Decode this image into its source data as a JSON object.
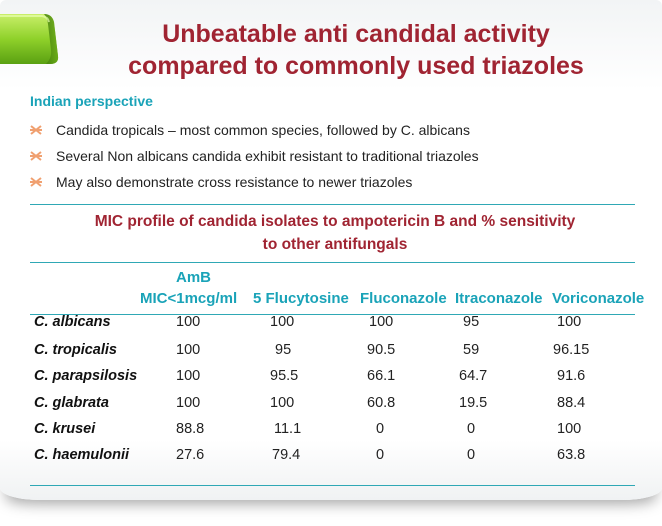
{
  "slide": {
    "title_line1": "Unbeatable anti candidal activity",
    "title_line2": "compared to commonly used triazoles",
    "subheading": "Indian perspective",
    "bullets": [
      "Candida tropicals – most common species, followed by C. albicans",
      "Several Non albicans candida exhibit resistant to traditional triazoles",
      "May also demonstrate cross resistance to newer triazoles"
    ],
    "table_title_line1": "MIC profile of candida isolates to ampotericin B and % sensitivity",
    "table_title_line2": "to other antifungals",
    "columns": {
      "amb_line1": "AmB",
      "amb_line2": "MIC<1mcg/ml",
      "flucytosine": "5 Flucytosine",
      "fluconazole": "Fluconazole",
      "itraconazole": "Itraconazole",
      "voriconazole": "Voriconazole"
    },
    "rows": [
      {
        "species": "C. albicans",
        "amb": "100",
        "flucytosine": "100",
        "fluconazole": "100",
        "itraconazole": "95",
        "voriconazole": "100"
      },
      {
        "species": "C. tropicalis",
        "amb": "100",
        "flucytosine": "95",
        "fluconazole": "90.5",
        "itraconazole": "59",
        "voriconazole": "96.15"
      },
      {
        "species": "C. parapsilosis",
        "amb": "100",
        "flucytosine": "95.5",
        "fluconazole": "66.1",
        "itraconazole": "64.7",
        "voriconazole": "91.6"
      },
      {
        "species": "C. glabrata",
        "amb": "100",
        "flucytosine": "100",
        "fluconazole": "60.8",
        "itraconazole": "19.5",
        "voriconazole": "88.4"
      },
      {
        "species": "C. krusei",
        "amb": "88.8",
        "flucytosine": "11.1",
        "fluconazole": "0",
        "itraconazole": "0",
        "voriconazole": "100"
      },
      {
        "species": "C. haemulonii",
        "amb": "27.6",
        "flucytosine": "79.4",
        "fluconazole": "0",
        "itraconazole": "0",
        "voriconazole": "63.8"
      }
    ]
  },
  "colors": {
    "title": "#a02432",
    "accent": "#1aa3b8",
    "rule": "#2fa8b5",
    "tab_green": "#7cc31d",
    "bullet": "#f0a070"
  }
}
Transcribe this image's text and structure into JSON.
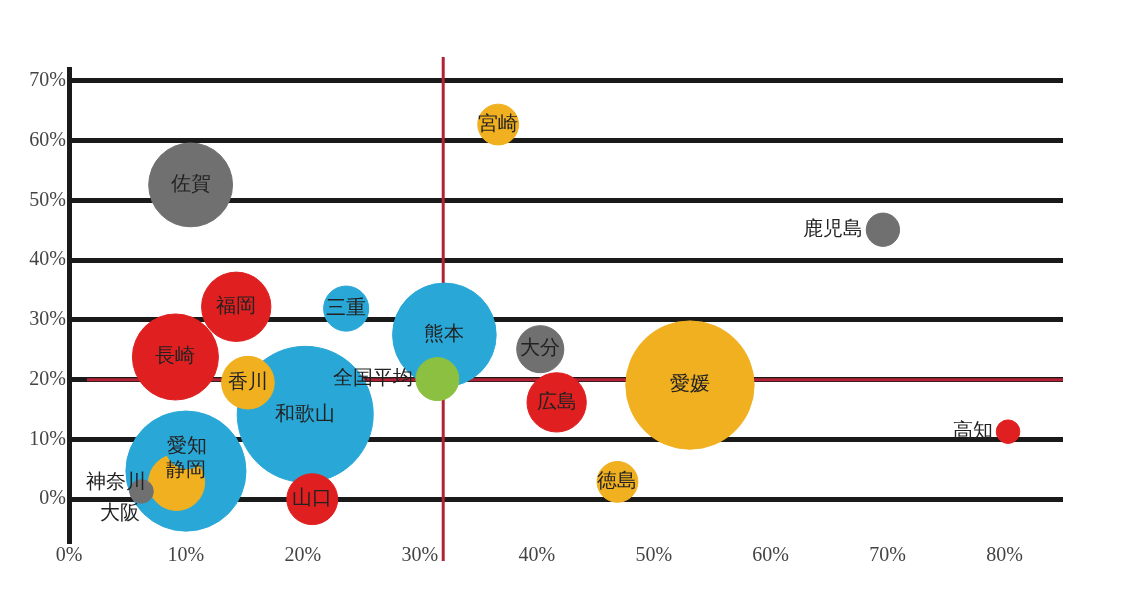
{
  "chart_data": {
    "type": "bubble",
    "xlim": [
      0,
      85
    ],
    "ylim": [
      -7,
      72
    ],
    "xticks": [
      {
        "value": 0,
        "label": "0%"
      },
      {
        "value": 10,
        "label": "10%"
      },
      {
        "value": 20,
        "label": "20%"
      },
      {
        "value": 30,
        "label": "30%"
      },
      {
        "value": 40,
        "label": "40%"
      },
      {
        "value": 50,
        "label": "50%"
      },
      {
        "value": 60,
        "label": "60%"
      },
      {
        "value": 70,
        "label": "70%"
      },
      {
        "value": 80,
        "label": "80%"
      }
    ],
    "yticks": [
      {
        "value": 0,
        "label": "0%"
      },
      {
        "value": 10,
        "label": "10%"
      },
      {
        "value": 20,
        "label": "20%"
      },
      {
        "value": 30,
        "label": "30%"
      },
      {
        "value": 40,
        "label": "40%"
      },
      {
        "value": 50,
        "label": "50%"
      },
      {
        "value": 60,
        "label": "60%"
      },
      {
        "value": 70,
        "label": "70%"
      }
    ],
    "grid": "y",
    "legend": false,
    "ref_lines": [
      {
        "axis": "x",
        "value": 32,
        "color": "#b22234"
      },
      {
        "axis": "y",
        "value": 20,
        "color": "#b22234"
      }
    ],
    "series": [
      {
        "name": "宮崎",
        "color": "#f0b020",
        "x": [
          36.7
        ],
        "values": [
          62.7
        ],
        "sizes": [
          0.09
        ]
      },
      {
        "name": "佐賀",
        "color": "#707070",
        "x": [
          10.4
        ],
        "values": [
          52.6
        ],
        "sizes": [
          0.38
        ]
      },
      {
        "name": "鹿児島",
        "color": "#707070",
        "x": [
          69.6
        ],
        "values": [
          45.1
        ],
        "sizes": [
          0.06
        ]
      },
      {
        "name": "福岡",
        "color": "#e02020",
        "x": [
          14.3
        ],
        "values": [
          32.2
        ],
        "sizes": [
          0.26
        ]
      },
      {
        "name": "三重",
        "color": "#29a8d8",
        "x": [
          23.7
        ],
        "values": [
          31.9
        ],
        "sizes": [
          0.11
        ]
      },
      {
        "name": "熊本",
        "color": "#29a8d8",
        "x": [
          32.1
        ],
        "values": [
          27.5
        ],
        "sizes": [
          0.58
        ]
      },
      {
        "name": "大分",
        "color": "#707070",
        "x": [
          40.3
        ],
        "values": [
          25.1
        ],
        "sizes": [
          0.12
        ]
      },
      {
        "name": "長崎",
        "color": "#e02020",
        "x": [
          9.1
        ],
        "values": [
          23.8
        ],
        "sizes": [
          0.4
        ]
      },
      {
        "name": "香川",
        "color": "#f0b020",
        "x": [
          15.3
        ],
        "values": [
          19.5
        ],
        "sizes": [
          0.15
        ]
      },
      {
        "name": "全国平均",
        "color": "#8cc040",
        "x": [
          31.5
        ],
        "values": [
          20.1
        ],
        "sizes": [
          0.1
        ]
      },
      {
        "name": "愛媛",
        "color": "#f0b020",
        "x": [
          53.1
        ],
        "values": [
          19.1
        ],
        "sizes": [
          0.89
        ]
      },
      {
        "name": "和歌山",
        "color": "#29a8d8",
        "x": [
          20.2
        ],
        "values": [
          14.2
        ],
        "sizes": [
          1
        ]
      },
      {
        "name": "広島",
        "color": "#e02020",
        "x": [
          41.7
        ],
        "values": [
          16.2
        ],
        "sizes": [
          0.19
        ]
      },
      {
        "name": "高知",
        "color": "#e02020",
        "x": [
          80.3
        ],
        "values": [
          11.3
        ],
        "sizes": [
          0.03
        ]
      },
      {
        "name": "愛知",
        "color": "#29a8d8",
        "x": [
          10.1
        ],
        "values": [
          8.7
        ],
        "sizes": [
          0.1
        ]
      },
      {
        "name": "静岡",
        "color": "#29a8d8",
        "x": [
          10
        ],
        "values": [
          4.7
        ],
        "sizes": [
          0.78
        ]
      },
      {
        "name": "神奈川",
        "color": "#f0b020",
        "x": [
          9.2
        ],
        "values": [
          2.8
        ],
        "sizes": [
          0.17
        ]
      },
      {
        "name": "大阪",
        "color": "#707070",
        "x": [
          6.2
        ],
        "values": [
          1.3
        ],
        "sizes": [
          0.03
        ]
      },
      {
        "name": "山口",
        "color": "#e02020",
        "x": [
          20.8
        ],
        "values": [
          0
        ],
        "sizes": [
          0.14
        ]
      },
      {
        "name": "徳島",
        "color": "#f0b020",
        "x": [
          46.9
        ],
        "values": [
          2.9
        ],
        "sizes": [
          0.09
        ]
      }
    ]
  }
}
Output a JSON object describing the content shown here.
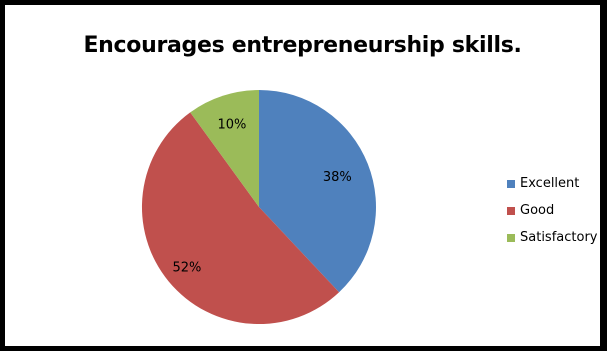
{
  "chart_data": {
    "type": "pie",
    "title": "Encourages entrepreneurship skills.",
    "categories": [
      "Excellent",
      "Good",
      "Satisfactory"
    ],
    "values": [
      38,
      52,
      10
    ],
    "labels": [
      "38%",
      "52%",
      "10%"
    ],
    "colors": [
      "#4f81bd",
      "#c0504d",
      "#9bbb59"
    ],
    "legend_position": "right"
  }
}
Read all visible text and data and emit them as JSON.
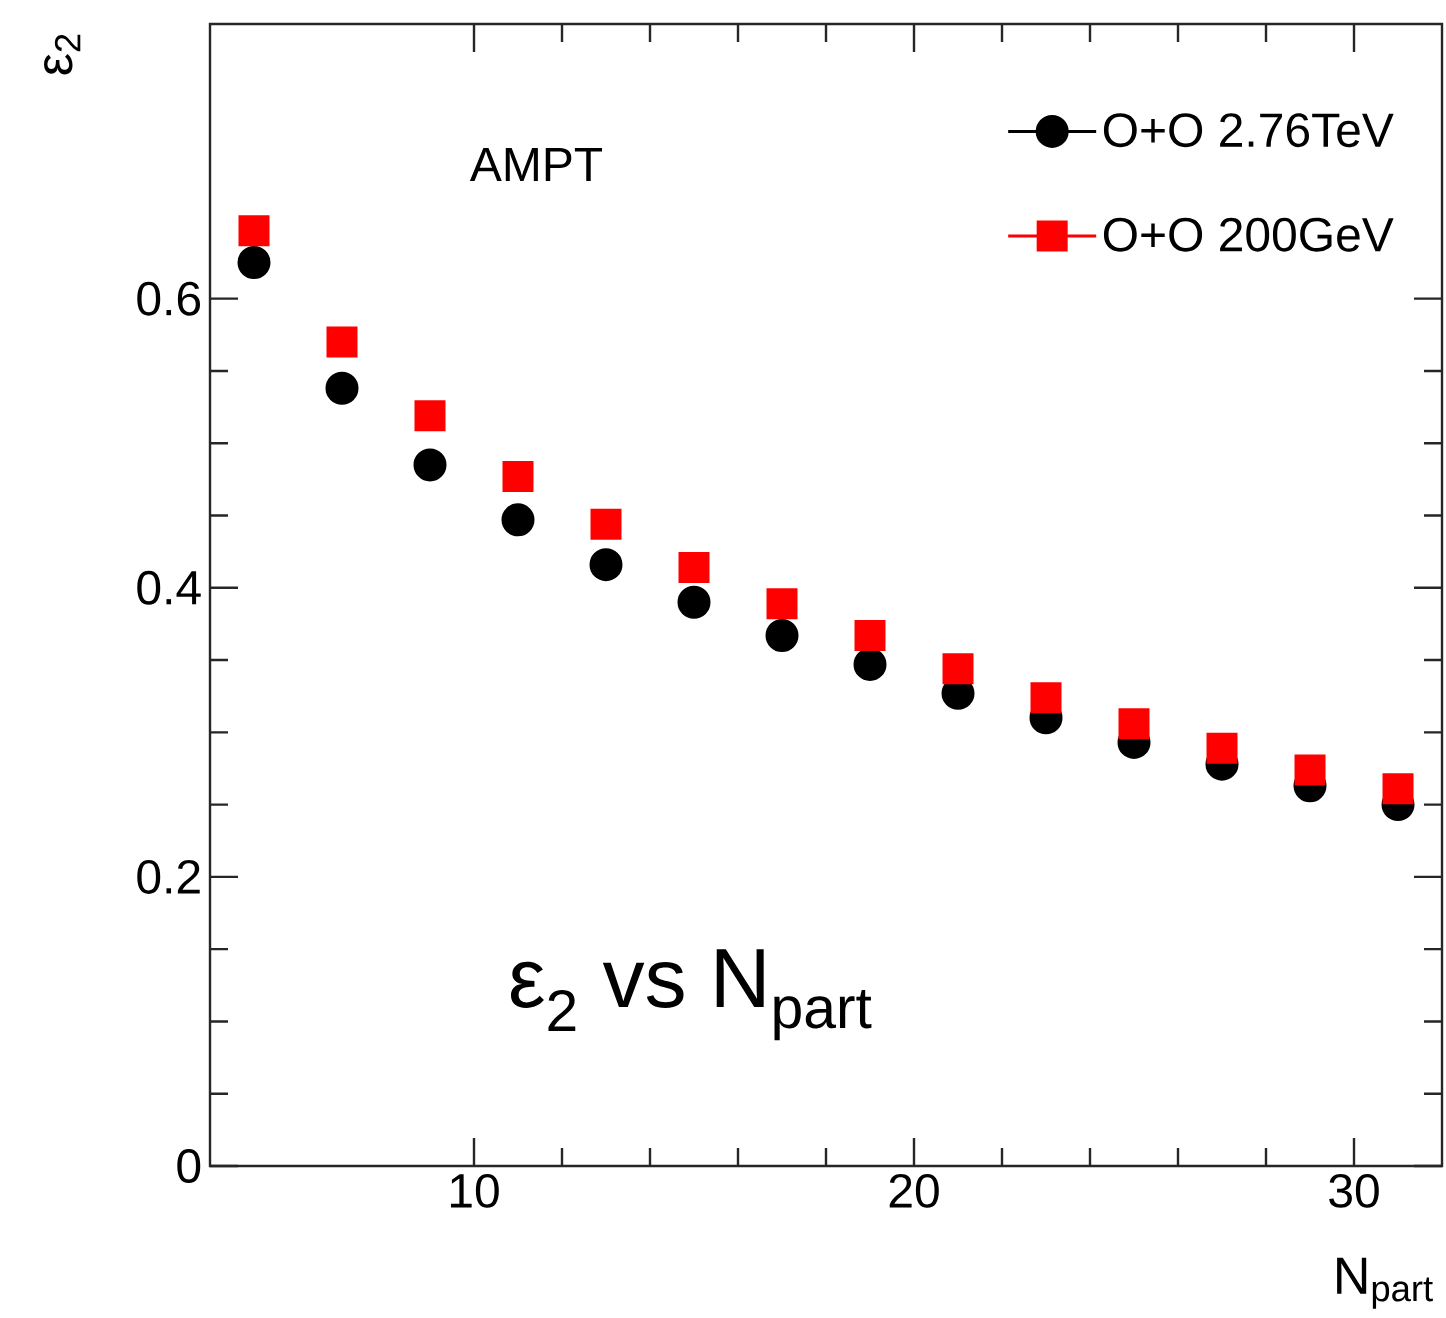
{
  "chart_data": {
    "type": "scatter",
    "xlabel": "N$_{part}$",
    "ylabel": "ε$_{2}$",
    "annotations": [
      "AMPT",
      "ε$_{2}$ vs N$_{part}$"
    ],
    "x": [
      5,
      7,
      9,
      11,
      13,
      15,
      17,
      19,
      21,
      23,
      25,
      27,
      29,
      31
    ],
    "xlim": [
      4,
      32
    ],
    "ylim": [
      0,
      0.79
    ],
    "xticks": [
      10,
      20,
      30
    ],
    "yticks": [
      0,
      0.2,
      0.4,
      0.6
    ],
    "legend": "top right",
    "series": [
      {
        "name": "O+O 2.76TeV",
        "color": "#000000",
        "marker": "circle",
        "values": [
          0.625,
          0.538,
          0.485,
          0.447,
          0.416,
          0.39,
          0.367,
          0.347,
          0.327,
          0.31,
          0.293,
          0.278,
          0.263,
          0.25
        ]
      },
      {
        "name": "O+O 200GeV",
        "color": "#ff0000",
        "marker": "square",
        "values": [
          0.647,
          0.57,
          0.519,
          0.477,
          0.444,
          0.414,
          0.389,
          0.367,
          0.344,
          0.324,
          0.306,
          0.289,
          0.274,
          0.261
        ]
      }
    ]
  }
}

Aim - Scan the material line by line and report each one that contains "fluconazole".

The completed task -
      "fluconazole": "Fluconazole",
        "fluconazole": "100",
        "fluconazole": "90.5",
        "fluconazole": "66.1",
        "fluconazole": "60.8",
        "fluconazole": "0",
        "fluconazole": "0",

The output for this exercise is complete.